Part of a data file:
..........
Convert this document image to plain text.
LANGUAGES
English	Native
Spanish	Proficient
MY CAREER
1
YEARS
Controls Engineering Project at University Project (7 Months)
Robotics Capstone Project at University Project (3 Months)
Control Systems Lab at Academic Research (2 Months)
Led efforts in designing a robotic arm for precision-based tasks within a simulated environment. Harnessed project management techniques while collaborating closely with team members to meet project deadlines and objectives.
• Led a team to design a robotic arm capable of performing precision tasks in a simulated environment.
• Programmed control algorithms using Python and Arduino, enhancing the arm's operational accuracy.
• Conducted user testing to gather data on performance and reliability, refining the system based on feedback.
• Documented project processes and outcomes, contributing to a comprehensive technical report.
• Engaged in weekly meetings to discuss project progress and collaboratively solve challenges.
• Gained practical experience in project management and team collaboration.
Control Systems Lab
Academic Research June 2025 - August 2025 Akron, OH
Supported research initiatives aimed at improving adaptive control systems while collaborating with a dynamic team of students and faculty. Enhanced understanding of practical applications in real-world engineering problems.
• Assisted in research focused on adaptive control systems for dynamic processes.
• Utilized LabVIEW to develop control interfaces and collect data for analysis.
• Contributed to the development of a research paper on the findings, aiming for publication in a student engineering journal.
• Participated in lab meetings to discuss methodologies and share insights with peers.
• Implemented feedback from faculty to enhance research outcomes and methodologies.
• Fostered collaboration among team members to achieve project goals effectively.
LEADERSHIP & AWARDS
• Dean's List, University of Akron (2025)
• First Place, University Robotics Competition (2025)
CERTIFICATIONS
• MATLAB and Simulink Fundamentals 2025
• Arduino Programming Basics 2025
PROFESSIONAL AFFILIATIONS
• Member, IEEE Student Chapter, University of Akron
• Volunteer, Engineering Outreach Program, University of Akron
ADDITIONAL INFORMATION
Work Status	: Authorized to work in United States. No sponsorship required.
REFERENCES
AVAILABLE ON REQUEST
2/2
..........
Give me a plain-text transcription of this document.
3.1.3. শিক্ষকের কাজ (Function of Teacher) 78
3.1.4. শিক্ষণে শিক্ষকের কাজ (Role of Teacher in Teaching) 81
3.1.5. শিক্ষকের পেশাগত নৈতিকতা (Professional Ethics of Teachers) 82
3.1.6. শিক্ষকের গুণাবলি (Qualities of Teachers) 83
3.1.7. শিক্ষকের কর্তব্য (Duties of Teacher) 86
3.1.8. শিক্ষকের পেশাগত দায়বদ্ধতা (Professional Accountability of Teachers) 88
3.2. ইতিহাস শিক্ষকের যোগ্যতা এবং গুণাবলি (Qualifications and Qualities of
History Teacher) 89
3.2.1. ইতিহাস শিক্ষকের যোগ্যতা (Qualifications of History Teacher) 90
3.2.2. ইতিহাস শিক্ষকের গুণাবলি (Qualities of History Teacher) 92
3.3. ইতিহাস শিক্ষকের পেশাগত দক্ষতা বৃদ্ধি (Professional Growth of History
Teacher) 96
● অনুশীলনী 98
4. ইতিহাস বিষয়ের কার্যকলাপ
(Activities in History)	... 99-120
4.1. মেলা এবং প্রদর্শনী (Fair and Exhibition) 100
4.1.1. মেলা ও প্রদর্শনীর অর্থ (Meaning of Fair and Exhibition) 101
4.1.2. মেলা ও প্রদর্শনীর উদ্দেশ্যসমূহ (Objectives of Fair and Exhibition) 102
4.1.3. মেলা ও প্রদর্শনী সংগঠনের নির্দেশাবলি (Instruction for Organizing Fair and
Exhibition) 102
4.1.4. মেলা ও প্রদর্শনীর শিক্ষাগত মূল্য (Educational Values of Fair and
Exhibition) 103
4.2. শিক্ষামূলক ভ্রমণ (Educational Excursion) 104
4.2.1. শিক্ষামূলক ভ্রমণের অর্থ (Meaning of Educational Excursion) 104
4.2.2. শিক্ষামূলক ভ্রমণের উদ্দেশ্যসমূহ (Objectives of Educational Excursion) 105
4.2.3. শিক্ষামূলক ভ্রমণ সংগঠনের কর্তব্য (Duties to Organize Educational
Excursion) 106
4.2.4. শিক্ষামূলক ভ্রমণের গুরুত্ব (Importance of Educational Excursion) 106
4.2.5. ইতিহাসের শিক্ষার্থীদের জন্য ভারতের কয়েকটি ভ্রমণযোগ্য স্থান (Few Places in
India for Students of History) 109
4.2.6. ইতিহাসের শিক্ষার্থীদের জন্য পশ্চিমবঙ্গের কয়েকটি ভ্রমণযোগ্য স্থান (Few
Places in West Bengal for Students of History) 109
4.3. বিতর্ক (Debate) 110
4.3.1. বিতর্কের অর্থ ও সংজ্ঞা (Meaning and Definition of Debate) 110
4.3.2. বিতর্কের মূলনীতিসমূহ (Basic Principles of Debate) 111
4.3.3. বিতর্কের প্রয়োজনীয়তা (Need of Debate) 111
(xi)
..........
■ **Your goal**
Show the lines where the word "রমণয" appears in the entries.

■ **Exercise solution**
4.2.5. ইতিহাসের শিক্ষার্থীদের জন্য ভারতের কয়েকটি ভ্রমণযোগ্য স্থান (Few Places in
4.2.6. ইতিহাসের শিক্ষার্থীদের জন্য পশ্চিমবঙ্গের কয়েকটি ভ্রমণযোগ্য স্থান (Few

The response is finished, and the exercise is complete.